■ Written request
Some lines of these records may hold the word "которых"; state how many, using only the number.

■ Exercise material

● ● ● ●

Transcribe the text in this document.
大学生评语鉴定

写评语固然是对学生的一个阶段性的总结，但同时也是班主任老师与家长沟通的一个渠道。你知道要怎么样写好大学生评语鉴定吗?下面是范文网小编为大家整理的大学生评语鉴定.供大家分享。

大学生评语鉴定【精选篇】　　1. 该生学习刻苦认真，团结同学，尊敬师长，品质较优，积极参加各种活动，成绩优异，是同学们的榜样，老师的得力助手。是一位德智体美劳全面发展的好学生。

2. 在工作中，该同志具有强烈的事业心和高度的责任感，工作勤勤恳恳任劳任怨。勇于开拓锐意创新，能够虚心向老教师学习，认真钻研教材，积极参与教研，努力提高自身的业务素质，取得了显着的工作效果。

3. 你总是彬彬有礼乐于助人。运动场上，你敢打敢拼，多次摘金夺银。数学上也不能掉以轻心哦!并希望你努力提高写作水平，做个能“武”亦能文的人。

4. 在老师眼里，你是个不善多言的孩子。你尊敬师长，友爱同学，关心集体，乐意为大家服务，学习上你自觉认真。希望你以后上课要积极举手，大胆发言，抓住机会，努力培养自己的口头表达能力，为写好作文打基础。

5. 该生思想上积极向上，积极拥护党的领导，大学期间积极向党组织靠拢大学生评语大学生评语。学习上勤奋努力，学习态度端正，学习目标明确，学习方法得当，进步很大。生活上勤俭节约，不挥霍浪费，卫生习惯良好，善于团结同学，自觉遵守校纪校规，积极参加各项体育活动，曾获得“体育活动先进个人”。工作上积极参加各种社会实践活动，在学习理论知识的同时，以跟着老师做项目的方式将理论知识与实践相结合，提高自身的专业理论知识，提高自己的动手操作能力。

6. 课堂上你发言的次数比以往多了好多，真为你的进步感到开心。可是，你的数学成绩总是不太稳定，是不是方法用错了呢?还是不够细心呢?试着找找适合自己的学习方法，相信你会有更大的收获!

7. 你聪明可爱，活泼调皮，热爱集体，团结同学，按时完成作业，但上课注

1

● ● ● ●

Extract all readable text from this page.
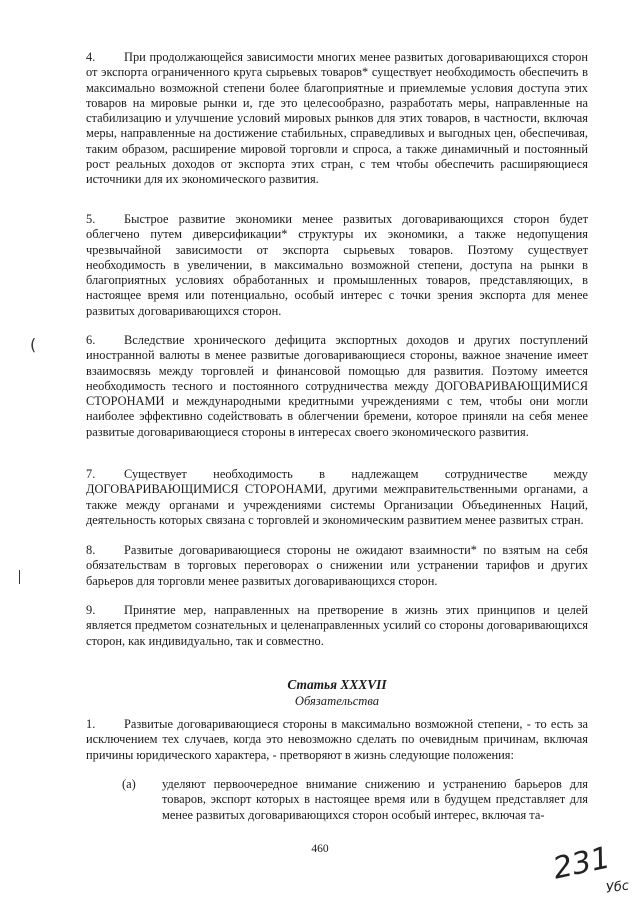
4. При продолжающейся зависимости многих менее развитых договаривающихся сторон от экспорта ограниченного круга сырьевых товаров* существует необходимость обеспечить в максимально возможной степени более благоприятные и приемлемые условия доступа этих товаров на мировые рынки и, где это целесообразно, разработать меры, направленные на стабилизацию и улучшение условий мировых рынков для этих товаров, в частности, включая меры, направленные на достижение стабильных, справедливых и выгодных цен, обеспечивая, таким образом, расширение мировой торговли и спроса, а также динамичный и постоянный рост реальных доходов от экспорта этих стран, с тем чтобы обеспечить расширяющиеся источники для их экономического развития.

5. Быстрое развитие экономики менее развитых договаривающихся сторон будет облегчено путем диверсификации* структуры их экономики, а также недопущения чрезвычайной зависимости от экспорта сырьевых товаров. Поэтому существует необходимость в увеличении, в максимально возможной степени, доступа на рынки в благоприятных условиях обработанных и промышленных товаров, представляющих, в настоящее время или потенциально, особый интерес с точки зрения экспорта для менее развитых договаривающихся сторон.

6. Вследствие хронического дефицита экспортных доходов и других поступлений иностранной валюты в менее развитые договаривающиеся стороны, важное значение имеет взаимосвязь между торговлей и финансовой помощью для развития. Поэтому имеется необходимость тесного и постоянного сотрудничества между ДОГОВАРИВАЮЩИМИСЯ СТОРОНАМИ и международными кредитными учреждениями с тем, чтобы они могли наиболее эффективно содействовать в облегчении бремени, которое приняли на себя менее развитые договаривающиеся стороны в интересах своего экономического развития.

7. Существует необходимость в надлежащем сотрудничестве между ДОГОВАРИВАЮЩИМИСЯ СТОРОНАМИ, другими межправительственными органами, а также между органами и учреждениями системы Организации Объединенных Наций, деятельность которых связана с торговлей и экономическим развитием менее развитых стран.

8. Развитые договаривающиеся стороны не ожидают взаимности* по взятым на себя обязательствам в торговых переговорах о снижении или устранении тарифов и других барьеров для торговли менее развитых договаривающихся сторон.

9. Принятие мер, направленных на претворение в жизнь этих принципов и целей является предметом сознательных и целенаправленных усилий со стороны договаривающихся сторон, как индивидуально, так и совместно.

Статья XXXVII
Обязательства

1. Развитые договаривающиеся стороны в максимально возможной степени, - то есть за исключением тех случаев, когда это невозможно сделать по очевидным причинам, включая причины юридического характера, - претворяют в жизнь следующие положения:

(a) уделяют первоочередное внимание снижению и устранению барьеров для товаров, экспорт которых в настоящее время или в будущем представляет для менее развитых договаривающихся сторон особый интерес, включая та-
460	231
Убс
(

● ● ● ●

■ Result below
2